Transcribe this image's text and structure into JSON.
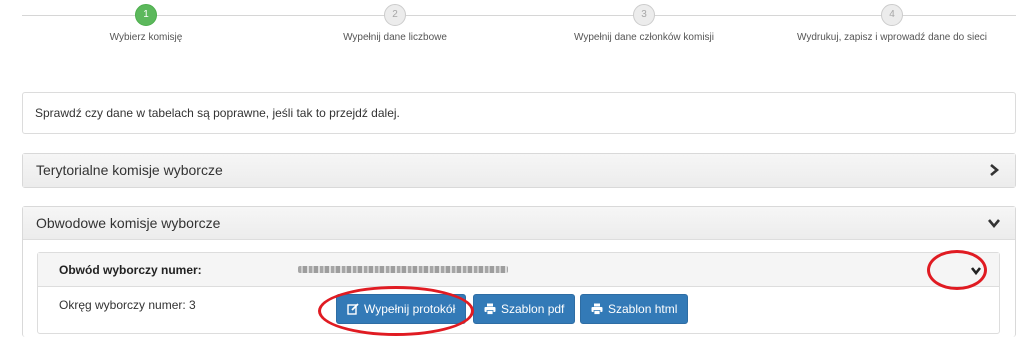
{
  "stepper": {
    "steps": [
      {
        "number": "1",
        "label": "Wybierz komisję",
        "active": true
      },
      {
        "number": "2",
        "label": "Wypełnij dane liczbowe",
        "active": false
      },
      {
        "number": "3",
        "label": "Wypełnij dane członków komisji",
        "active": false
      },
      {
        "number": "4",
        "label": "Wydrukuj, zapisz i wprowadź dane do sieci",
        "active": false
      }
    ]
  },
  "info": {
    "message": "Sprawdź czy dane w tabelach są poprawne, jeśli tak to przejdź dalej."
  },
  "panels": {
    "territorial": {
      "title": "Terytorialne komisje wyborcze",
      "icon": "chevron-right-icon"
    },
    "district": {
      "title": "Obwodowe komisje wyborcze",
      "icon": "chevron-down-icon"
    }
  },
  "district_item": {
    "label": "Obwód wyborczy numer:",
    "value_obscured": true,
    "okreg": "Okręg wyborczy numer: 3",
    "buttons": {
      "fill_protocol": "Wypełnij protokół",
      "pdf_template": "Szablon pdf",
      "html_template": "Szablon html"
    }
  },
  "colors": {
    "active_step": "#5cb85c",
    "primary_button": "#337ab7",
    "annotation": "#e01b22"
  }
}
+++
__What to do__
Copy each line above that contains the string "label".

__Finished answer__
        "label": "Wybierz komisję",
        "label": "Wypełnij dane liczbowe",
        "label": "Wypełnij dane członków komisji",
        "label": "Wydrukuj, zapisz i wprowadź dane do sieci",
    "label": "Obwód wyborczy numer:",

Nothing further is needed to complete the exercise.